> [What you will do]
Select the lines that hold the word "lassen" and copy each one.

> [Given records]
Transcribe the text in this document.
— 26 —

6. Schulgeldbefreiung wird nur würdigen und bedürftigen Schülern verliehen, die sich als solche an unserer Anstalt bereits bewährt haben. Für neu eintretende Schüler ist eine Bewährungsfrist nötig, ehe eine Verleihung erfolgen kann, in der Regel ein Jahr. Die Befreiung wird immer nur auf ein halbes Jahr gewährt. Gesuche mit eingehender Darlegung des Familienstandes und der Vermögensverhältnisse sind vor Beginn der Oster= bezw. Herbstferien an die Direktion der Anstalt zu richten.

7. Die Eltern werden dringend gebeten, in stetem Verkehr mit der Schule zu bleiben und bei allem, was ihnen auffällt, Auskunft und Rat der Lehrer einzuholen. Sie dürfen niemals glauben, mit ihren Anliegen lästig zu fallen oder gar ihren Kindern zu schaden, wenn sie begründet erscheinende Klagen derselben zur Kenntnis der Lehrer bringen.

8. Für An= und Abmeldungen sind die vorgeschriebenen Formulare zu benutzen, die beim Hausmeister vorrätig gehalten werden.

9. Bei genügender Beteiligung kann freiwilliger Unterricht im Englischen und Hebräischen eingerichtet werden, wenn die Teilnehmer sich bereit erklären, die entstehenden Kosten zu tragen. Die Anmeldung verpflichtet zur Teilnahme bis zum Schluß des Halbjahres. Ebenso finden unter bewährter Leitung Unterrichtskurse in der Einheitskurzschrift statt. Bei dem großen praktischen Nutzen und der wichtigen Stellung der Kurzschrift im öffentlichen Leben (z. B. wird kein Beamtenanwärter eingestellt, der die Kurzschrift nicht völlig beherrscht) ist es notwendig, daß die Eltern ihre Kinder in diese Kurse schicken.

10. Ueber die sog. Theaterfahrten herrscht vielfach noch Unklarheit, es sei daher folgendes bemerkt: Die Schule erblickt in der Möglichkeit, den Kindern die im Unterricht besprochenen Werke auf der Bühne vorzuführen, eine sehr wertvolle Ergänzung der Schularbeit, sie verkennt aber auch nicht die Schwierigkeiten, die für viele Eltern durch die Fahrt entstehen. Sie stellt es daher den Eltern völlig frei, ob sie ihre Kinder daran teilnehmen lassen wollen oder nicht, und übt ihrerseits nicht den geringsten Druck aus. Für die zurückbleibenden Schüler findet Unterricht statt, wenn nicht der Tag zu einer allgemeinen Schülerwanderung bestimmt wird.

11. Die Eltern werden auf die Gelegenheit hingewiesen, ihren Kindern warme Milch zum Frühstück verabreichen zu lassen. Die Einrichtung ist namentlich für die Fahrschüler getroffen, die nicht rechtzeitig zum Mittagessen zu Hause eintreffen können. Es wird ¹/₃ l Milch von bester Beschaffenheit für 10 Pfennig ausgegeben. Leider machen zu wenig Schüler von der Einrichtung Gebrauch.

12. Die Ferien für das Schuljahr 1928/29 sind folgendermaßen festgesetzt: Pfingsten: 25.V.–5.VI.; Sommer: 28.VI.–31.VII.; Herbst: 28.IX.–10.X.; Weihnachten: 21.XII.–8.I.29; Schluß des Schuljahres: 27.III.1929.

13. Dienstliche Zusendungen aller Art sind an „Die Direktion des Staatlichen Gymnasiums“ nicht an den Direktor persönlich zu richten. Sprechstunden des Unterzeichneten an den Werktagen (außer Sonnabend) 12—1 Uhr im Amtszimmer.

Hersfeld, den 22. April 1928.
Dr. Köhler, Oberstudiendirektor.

> [Response to the exercise]
10. Ueber die sog. Theaterfahrten herrscht vielfach noch Unklarheit, es sei daher folgendes bemerkt: Die Schule erblickt in der Möglichkeit, den Kindern die im Unterricht besprochenen Werke auf der Bühne vorzuführen, eine sehr wertvolle Ergänzung der Schularbeit, sie verkennt aber auch nicht die Schwierigkeiten, die für viele Eltern durch die Fahrt entstehen. Sie stellt es daher den Eltern völlig frei, ob sie ihre Kinder daran teilnehmen lassen wollen oder nicht, und übt ihrerseits nicht den geringsten Druck aus. Für die zurückbleibenden Schüler findet Unterricht statt, wenn nicht der Tag zu einer allgemeinen Schülerwanderung bestimmt wird.
11. Die Eltern werden auf die Gelegenheit hingewiesen, ihren Kindern warme Milch zum Frühstück verabreichen zu lassen. Die Einrichtung ist namentlich für die Fahrschüler getroffen, die nicht rechtzeitig zum Mittagessen zu Hause eintreffen können. Es wird ¹/₃ l Milch von bester Beschaffenheit für 10 Pfennig ausgegeben. Leider machen zu wenig Schüler von der Einrichtung Gebrauch.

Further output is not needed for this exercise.